SHORT PROBLEM A>
In the entries below, convert the lines beginning with the one containing "data-point xyxy=(535,246,544,255)" and continuing through the one containing "data-point xyxy=(162,342,171,351)" into a numbered list, both of those lines included.

DOCUMENT>

A suspensive appeal bond, conformably with the order signed by the judge, in the sum of $161,765.00 was filed on February 1, 1968. This bond was signed by Iddo Pittman, Jr., as surety. Plaintiff later questioned the genuineness of the signature of the surety on the bond and, on February 7, 1968, another appeal bond for the same amount was filed with Aetna Casualty and Surety Company as surety.

On February 29, 1968, plaintiff filed a motion in the district court to declare the judgment executory, averring that no written request for notice of an interlocutory judgment or order had been filed in the record by defendants, and hence under Article 2123, paragraph 2 of the Code of Civil Procedure, the suspensive appeal was not taken within fifteen days of the judgment or order.

Thereafter, on March 22, 1968, plaintiff filed a motion to dismiss the appeal in the *828 Court of Appeal on the ground that the appeal was not timely taken.

As stated heretofore, when the appeal was heard on this motion to dismiss, the Court of Appeal dismissed the suspensive appeal, ex proprio motu, on the ground that it was taken from the order denying the motion for a new trial. In thus concluding, the appellate court placed emphasis not only on the hereinabove quoted portion of the motion for appeal, but also on the language contained in the preamble of the appeal bond stating that "* * * judgment has been rendered by the Twenty-first Judicial District Court of Louisiana, for the Parish of Tangipahoa, in the above entitled and numbered cause on a rule for a new trial, which judgment was adverse to the defendants * * *."

Defendants contend that, while some of the recitals of the petition for appeal may be ambiguous, (it being conceded that the date given is January 18, 1968, the date of the signing of the judgment refusing a new trial), the language used is merely indvertent or clerical, and is in no way misleading. Counsel declare that the intent to appeal from the judgment of September 12, 1968 is clearly manifested by the order signed by the trial judge which fixes the amount of the bond in the sum of $161,765.00 and that plaintiff's counsel well understood the import of the appeal for they answered the appeal requesting an increase of the award and also filed a brief on the merits of the case.

This Court, in General Motors Acceptance Corporation v. Deep South Pest Control, Inc., approved the dismissal of the appeal therein principally because it was contended in that matter that there was a right of appeal from an order denying a motion for a new trial. Later, in the cases of Kirkeby-Natus Corporation v. Campbell, supra, and Fruehauf Trailer Company v. Baillio, 252 La. 181, 210 So. 2d 312 (1968), where the motions recited that the appeals were being taken from judgments rendered on certain specific days, which referred to the days on which application for new trials were refused, we concluded that the appeals should not be dismissed since the intention of the parties to appeal from the adverse judgments on the merits was evident despite the inadvertent statements respecting the judgments overruling the motions for a new trial.

SHORT PROBLEM B>
According to the court opinion, which company was the surety on the appeal bond filed on February 7, 1968?

RECORDS TO USE>
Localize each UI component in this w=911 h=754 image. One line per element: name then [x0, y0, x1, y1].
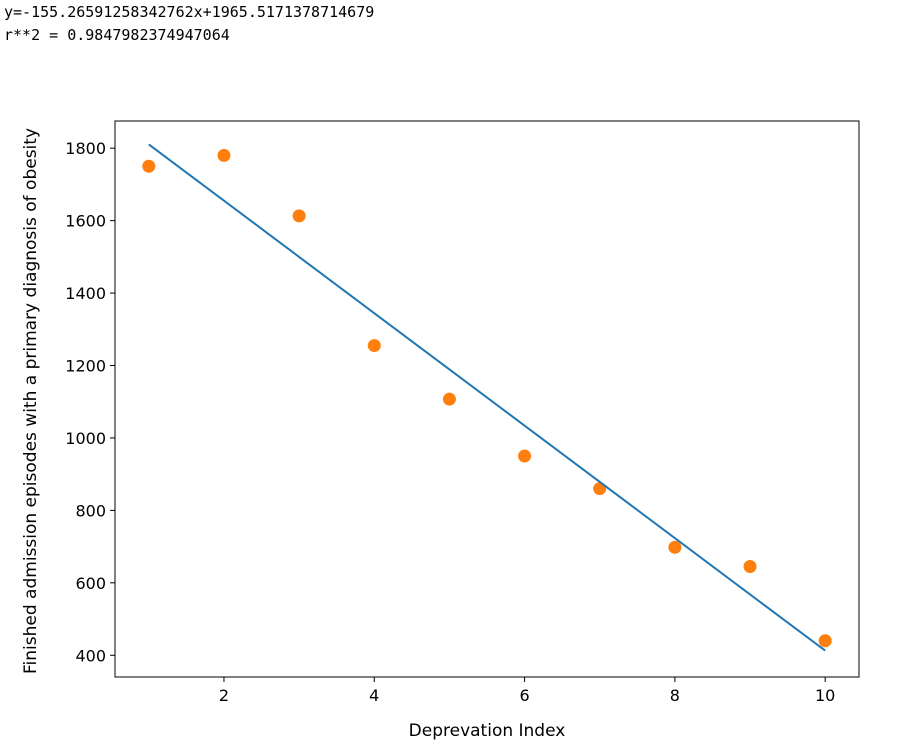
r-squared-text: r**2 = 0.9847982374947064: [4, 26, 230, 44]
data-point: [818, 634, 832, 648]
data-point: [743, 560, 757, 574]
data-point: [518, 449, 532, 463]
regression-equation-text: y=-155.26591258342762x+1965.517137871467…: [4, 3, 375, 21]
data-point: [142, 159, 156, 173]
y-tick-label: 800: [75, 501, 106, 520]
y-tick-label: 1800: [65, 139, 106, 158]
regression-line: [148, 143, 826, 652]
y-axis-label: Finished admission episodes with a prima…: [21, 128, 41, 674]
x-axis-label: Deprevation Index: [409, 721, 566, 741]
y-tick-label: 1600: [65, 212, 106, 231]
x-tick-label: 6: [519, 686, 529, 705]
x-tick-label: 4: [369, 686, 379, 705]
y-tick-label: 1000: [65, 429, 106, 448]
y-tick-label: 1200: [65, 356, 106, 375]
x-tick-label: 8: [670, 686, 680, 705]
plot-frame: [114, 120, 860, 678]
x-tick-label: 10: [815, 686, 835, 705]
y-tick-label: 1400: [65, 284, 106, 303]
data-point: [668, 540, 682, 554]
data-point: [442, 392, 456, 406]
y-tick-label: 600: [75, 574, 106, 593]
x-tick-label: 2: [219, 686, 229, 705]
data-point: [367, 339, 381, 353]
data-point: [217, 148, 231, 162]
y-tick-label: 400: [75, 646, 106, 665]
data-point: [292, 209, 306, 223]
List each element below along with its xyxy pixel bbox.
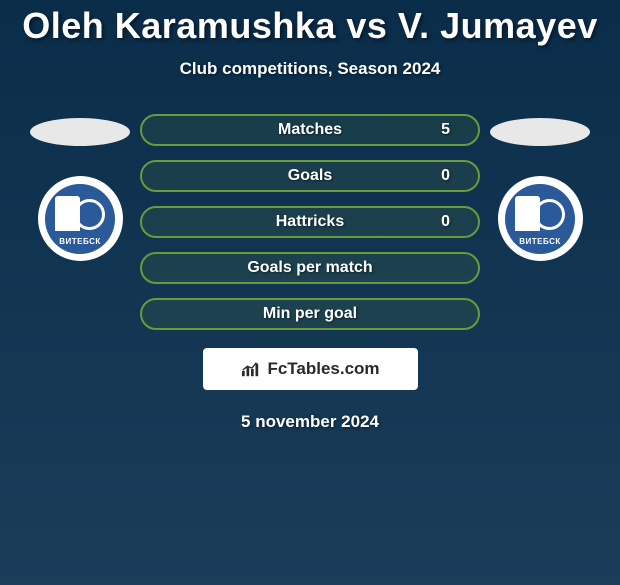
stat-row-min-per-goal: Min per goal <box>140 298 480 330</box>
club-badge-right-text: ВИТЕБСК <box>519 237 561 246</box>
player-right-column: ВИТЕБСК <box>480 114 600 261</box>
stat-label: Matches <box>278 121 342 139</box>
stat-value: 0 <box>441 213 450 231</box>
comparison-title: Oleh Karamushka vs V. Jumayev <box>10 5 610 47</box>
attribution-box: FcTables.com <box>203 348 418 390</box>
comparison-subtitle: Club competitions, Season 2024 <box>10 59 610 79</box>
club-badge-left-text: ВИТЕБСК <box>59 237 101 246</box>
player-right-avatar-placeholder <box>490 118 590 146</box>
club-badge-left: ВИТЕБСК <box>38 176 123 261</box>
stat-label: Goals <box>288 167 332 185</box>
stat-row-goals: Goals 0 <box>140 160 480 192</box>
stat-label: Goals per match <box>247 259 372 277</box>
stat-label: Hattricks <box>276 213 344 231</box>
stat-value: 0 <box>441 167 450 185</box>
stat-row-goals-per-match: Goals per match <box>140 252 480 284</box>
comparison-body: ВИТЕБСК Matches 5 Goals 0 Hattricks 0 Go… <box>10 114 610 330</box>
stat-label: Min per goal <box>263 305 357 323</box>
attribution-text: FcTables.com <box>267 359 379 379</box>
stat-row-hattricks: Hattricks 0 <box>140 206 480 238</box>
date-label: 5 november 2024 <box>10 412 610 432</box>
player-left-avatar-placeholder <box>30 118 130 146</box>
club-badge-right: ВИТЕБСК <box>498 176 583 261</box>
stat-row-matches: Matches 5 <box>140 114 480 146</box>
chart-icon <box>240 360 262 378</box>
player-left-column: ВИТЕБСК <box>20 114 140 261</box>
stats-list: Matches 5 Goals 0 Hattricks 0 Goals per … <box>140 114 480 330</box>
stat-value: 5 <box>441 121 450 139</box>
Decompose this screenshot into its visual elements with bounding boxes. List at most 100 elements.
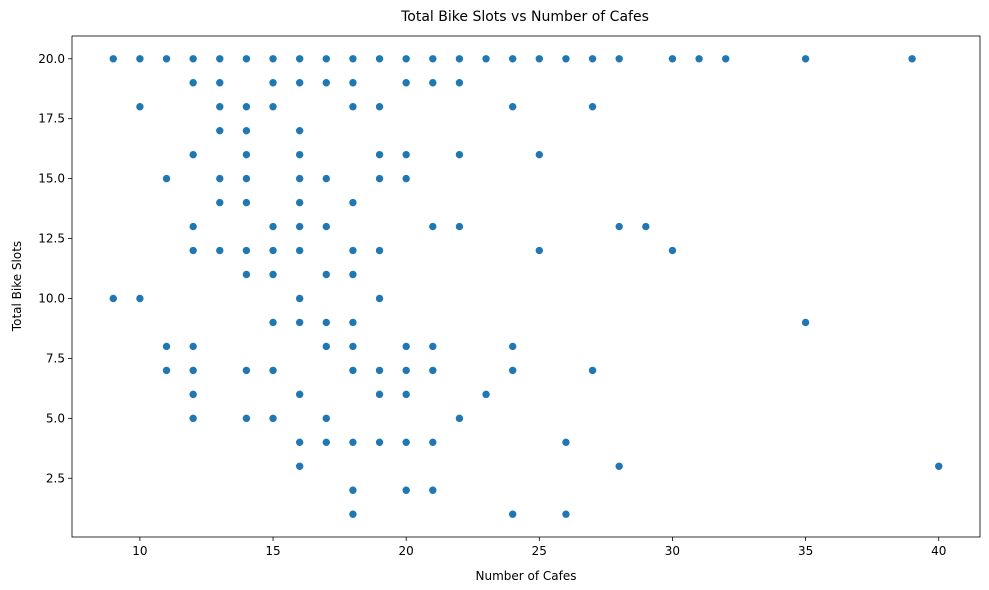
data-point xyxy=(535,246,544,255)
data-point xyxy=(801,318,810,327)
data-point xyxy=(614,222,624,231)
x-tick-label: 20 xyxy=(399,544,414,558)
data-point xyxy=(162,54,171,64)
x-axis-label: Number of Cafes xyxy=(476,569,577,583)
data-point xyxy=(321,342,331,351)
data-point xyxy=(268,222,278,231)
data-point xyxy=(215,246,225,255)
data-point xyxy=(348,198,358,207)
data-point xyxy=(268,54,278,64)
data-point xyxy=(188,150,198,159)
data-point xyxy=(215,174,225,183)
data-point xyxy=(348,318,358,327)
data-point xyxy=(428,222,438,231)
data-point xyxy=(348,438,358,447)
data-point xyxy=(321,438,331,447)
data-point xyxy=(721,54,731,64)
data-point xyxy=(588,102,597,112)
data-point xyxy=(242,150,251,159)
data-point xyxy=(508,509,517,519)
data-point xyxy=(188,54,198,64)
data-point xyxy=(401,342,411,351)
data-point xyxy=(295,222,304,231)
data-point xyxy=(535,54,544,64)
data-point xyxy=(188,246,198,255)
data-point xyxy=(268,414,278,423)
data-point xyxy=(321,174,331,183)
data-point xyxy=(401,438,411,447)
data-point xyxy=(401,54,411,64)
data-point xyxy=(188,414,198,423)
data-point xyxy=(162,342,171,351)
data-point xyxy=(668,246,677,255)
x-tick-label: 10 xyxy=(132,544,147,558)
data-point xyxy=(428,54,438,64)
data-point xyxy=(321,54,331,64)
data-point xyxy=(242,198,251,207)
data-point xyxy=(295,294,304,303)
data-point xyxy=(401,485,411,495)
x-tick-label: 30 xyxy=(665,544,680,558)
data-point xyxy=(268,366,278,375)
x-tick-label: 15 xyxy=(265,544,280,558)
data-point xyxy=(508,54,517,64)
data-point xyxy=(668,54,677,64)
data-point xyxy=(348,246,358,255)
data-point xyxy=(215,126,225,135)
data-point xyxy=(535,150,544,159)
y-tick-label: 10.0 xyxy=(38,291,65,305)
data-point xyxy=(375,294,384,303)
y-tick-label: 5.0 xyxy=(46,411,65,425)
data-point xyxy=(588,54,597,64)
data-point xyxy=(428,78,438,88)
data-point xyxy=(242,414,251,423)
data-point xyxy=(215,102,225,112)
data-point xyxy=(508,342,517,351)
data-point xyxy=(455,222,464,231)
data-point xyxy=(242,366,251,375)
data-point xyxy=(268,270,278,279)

CORRECT RESULT A>
1. data-point xyxy=(535,246,544,255)
2. data-point xyxy=(801,318,810,327)
3. data-point xyxy=(614,222,624,231)
4. x-tick-label: 20 xyxy=(399,544,414,558)
5. data-point xyxy=(162,54,171,64)
6. x-axis-label: Number of Cafes xyxy=(476,569,577,583)
7. data-point xyxy=(321,342,331,351)
8. data-point xyxy=(268,222,278,231)
9. data-point xyxy=(215,246,225,255)
10. data-point xyxy=(348,198,358,207)
11. data-point xyxy=(268,54,278,64)
12. data-point xyxy=(188,150,198,159)
13. data-point xyxy=(215,174,225,183)
14. data-point xyxy=(348,318,358,327)
15. data-point xyxy=(428,222,438,231)
16. data-point xyxy=(348,438,358,447)
17. data-point xyxy=(321,438,331,447)
18. data-point xyxy=(721,54,731,64)
19. data-point xyxy=(588,102,597,112)
20. data-point xyxy=(242,150,251,159)
21. data-point xyxy=(508,509,517,519)
22. data-point xyxy=(188,54,198,64)
23. data-point xyxy=(401,342,411,351)
24. data-point xyxy=(295,222,304,231)
25. data-point xyxy=(535,54,544,64)
26. data-point xyxy=(188,246,198,255)
27. data-point xyxy=(268,414,278,423)
28. data-point xyxy=(321,174,331,183)
29. data-point xyxy=(401,438,411,447)
30. data-point xyxy=(401,54,411,64)
31. data-point xyxy=(188,414,198,423)
32. data-point xyxy=(162,342,171,351)

CORRECT RESULT B>
Aetna Casualty and Surety Company